• _PROBLEM SET_:
a. Translate this sentence from the text on refactoring into Spanish: "Many of us share the attitude expressed by the above Fowler and Martin quotes."
b. From the text on refactoring, return the part starting with "These attitudes are" and going on through "months and quarters.", copied word for word.

• _PASSAGE TO READ_:
Should we refactor files we're working on?

When programming, always follow the camping rule: Always leave the code base healthier than when you found it.

— Martin Fowler, Refactoring

The Boy Scouts of America have a simple rule that we can apply to our profession. Leave the campground cleaner than you found it.

— Robert Martin, Clean Code

Many of us share the attitude expressed by the above Fowler and Martin quotes. The attitude presumes that code we’re working on now will change again soon, and we’ll reap the benefits of a refactor when that happens.

Here’s another common attitude: we don’t get enough time to refactor.¹

These attitudes are related: insofar as we hope to make future work easier², the above camping rule can lead to sub-optimal decisions about what code gets refactored. Those sub-optimal decisions can make us slower at building software than we could be, which means — among other things — that we have less time to refactor.³

How often do these sub-optimal decisions happen? The answer depends on how close the link is between current edits and future ones. I’ve already claimed that the link here is tenuous and suggested an alternative way of thinking about what code we should refactor, but here I measure the link between diffs (diff = number of lines changed) at time t and diffs at time t + 1. In other words, this post is about the extent to which diffs are serially correlated across months and quarters.

• _ROWS_:
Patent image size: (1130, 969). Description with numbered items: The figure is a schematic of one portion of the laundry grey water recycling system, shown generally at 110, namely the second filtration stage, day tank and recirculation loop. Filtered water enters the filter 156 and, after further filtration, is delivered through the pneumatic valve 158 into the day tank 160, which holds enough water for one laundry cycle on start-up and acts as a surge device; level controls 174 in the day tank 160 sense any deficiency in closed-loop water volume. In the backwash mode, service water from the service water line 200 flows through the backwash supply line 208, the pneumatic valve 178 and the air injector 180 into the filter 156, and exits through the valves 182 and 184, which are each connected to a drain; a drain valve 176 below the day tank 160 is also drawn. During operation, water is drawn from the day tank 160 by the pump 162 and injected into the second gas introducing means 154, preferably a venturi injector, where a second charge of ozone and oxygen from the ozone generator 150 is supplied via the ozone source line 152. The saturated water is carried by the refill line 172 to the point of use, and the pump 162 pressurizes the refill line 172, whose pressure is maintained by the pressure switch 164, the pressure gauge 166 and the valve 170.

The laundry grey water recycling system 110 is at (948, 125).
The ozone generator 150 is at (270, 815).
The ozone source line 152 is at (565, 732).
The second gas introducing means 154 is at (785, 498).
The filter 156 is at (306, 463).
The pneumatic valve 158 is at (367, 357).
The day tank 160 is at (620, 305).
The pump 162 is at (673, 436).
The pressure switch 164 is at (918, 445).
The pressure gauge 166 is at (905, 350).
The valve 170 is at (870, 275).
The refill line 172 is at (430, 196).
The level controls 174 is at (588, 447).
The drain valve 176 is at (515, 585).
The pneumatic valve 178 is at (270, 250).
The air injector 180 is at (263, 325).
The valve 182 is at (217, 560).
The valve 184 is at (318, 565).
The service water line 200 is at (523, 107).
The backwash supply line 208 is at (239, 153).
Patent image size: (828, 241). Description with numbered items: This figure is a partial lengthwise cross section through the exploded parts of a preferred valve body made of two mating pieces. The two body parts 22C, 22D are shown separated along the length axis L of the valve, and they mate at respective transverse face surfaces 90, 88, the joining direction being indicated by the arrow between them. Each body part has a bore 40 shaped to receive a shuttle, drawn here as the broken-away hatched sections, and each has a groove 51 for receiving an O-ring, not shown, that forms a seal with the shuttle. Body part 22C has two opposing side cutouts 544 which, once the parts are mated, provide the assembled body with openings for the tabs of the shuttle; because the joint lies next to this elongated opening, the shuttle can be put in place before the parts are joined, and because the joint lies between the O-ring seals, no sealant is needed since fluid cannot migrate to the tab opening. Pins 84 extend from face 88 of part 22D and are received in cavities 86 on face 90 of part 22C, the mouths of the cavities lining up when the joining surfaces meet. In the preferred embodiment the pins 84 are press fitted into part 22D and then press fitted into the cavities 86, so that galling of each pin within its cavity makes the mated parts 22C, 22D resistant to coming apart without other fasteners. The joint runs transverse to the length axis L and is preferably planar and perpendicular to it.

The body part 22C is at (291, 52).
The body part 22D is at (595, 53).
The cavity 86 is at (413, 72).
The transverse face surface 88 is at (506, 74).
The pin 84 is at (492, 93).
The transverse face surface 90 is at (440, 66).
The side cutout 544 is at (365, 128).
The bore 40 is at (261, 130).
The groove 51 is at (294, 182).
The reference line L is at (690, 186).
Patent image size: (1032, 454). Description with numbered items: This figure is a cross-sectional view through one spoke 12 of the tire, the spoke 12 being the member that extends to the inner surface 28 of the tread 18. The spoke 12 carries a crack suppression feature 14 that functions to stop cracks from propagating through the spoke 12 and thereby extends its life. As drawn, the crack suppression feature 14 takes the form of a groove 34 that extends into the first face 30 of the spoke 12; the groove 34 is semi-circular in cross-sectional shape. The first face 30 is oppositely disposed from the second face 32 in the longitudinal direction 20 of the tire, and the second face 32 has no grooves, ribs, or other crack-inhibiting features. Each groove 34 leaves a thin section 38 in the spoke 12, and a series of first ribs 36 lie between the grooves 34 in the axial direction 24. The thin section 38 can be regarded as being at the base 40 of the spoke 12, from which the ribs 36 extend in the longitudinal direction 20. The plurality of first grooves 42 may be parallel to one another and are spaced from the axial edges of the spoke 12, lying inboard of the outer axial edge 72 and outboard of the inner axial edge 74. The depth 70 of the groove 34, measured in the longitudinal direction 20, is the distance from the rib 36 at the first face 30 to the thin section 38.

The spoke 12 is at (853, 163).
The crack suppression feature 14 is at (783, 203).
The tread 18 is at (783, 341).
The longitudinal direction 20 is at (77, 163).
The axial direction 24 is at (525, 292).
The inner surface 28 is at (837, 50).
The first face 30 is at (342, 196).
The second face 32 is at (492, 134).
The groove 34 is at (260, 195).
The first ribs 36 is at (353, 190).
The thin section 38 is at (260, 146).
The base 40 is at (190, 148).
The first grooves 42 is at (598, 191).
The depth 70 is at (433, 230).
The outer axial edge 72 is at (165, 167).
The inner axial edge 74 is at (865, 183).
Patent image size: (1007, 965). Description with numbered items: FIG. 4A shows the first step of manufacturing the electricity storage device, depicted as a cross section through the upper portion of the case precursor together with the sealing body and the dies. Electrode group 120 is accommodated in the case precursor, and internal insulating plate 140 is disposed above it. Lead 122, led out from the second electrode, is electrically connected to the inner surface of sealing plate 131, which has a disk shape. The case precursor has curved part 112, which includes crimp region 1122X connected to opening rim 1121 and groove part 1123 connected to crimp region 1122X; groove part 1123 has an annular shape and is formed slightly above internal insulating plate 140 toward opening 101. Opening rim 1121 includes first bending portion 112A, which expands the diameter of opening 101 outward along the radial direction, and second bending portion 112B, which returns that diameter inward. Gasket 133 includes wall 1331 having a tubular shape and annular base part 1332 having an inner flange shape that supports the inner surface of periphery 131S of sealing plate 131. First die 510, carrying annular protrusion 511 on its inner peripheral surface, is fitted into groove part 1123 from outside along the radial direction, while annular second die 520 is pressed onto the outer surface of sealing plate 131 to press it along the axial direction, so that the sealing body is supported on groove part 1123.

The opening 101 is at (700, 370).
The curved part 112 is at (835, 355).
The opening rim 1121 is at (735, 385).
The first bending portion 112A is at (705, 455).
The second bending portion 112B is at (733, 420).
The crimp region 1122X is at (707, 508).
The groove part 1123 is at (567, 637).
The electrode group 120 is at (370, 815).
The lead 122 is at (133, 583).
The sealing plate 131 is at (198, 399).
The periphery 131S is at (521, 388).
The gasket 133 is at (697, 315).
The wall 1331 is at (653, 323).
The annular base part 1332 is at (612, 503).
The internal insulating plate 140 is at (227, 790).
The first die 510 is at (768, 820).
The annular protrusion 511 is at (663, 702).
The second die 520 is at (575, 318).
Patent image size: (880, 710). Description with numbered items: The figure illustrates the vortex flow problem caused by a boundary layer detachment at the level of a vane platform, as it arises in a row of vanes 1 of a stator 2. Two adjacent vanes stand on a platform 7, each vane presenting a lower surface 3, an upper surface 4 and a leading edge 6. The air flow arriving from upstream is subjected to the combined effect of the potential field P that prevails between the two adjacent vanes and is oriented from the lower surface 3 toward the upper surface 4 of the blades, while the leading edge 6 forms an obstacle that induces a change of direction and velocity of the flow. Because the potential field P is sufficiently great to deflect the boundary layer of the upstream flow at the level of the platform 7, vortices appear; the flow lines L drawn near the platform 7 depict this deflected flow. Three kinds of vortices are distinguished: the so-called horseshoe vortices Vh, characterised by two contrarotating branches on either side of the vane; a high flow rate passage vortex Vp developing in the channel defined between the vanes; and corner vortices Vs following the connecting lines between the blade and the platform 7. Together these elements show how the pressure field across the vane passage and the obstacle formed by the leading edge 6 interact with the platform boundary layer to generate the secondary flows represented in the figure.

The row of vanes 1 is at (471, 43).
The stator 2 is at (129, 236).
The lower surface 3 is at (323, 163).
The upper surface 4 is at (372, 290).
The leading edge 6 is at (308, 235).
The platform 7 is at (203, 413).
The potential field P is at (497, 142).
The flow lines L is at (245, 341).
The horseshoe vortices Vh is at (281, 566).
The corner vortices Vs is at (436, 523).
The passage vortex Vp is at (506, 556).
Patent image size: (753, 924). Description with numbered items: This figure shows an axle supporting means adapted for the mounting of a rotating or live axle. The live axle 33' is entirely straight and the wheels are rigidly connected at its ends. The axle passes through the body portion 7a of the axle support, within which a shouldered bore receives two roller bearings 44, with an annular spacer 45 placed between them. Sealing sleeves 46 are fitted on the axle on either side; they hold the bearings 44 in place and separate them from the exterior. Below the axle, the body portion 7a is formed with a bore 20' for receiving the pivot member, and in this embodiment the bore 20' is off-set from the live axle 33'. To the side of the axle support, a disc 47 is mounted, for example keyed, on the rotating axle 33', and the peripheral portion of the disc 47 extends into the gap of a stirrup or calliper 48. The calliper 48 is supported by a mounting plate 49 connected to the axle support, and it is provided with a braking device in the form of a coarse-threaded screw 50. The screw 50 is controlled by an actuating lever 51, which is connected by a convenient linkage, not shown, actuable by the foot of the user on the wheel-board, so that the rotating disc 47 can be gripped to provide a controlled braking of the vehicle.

• _TASK RESPONSES_:
a. Muchos de nosotros compartimos la actitud expresada por las citas anteriores de Fowler y Martin.

b.
These attitudes are related: insofar as we hope to make future work easier², the above camping rule can lead to sub-optimal decisions about what code gets refactored. Those sub-optimal decisions can make us slower at building software than we could be, which means — among other things — that we have less time to refactor.³

How often do these sub-optimal decisions happen? The answer depends on how close the link is between current edits and future ones. I’ve already claimed that the link here is tenuous and suggested an alternative way of thinking about what code we should refactor, but here I measure the link between diffs (diff = number of lines changed) at time t and diffs at time t + 1. In other words, this post is about the extent to which diffs are serially correlated across months and quarters.